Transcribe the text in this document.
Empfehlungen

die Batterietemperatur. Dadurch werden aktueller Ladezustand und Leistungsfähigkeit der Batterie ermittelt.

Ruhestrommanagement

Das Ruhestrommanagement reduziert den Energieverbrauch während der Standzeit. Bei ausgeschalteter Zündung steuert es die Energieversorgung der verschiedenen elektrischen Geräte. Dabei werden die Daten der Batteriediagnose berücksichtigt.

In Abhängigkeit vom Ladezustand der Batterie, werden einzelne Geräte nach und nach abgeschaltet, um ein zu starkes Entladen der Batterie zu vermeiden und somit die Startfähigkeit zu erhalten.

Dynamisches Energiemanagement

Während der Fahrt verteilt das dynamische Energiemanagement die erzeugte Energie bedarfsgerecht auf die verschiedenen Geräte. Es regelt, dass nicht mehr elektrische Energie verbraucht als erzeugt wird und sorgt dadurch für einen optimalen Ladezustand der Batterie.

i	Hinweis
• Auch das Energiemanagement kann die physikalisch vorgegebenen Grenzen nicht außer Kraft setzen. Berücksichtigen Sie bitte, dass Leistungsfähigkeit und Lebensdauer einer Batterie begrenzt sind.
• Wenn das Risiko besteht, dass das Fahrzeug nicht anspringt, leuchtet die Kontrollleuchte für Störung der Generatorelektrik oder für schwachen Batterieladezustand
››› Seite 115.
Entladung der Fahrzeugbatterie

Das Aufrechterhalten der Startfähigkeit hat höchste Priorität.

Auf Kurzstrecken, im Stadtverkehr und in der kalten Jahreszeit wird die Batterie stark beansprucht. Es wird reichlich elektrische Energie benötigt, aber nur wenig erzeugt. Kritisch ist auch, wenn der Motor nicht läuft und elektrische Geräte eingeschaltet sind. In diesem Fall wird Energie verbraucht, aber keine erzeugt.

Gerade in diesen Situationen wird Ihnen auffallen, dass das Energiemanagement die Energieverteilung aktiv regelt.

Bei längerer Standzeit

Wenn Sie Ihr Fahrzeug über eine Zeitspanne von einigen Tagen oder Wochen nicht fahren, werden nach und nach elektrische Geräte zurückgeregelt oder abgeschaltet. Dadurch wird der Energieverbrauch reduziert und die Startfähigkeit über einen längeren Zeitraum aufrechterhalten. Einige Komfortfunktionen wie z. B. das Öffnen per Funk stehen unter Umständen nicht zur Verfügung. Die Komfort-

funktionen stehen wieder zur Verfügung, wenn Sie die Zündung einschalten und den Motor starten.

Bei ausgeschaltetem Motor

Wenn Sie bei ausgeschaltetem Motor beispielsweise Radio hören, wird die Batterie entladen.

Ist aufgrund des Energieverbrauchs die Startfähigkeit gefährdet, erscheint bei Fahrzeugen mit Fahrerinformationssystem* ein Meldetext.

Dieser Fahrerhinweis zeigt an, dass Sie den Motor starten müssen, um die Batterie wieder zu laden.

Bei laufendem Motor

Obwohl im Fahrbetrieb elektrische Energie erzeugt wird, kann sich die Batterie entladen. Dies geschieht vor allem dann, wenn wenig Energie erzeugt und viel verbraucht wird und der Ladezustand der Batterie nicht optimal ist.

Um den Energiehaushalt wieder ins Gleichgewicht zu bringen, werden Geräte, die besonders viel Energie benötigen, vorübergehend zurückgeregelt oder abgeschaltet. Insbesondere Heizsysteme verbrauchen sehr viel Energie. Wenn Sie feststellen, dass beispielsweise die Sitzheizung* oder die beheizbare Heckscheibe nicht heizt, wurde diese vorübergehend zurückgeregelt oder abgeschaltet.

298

•••••

→ Task brief: Give the entries once more, exactly as they appear.

→ Task output:
Transcribe the text in this document.
Empfehlungen

die Batterietemperatur. Dadurch werden aktueller Ladezustand und Leistungsfähigkeit der Batterie ermittelt.

Ruhestrommanagement

Das Ruhestrommanagement reduziert den Energieverbrauch während der Standzeit. Bei ausgeschalteter Zündung steuert es die Energieversorgung der verschiedenen elektrischen Geräte. Dabei werden die Daten der Batteriediagnose berücksichtigt.

In Abhängigkeit vom Ladezustand der Batterie, werden einzelne Geräte nach und nach abgeschaltet, um ein zu starkes Entladen der Batterie zu vermeiden und somit die Startfähigkeit zu erhalten.

Dynamisches Energiemanagement

Während der Fahrt verteilt das dynamische Energiemanagement die erzeugte Energie bedarfsgerecht auf die verschiedenen Geräte. Es regelt, dass nicht mehr elektrische Energie verbraucht als erzeugt wird und sorgt dadurch für einen optimalen Ladezustand der Batterie.

i	Hinweis
• Auch das Energiemanagement kann die physikalisch vorgegebenen Grenzen nicht außer Kraft setzen. Berücksichtigen Sie bitte, dass Leistungsfähigkeit und Lebensdauer einer Batterie begrenzt sind.
• Wenn das Risiko besteht, dass das Fahrzeug nicht anspringt, leuchtet die Kontrollleuchte für Störung der Generatorelektrik oder für schwachen Batterieladezustand
››› Seite 115.
Entladung der Fahrzeugbatterie

Das Aufrechterhalten der Startfähigkeit hat höchste Priorität.

Auf Kurzstrecken, im Stadtverkehr und in der kalten Jahreszeit wird die Batterie stark beansprucht. Es wird reichlich elektrische Energie benötigt, aber nur wenig erzeugt. Kritisch ist auch, wenn der Motor nicht läuft und elektrische Geräte eingeschaltet sind. In diesem Fall wird Energie verbraucht, aber keine erzeugt.

Gerade in diesen Situationen wird Ihnen auffallen, dass das Energiemanagement die Energieverteilung aktiv regelt.

Bei längerer Standzeit

Wenn Sie Ihr Fahrzeug über eine Zeitspanne von einigen Tagen oder Wochen nicht fahren, werden nach und nach elektrische Geräte zurückgeregelt oder abgeschaltet. Dadurch wird der Energieverbrauch reduziert und die Startfähigkeit über einen längeren Zeitraum aufrechterhalten. Einige Komfortfunktionen wie z. B. das Öffnen per Funk stehen unter Umständen nicht zur Verfügung. Die Komfort-

funktionen stehen wieder zur Verfügung, wenn Sie die Zündung einschalten und den Motor starten.

Bei ausgeschaltetem Motor

Wenn Sie bei ausgeschaltetem Motor beispielsweise Radio hören, wird die Batterie entladen.

Ist aufgrund des Energieverbrauchs die Startfähigkeit gefährdet, erscheint bei Fahrzeugen mit Fahrerinformationssystem* ein Meldetext.

Dieser Fahrerhinweis zeigt an, dass Sie den Motor starten müssen, um die Batterie wieder zu laden.

Bei laufendem Motor

Obwohl im Fahrbetrieb elektrische Energie erzeugt wird, kann sich die Batterie entladen. Dies geschieht vor allem dann, wenn wenig Energie erzeugt und viel verbraucht wird und der Ladezustand der Batterie nicht optimal ist.

Um den Energiehaushalt wieder ins Gleichgewicht zu bringen, werden Geräte, die besonders viel Energie benötigen, vorübergehend zurückgeregelt oder abgeschaltet. Insbesondere Heizsysteme verbrauchen sehr viel Energie. Wenn Sie feststellen, dass beispielsweise die Sitzheizung* oder die beheizbare Heckscheibe nicht heizt, wurde diese vorübergehend zurückgeregelt oder abgeschaltet.

298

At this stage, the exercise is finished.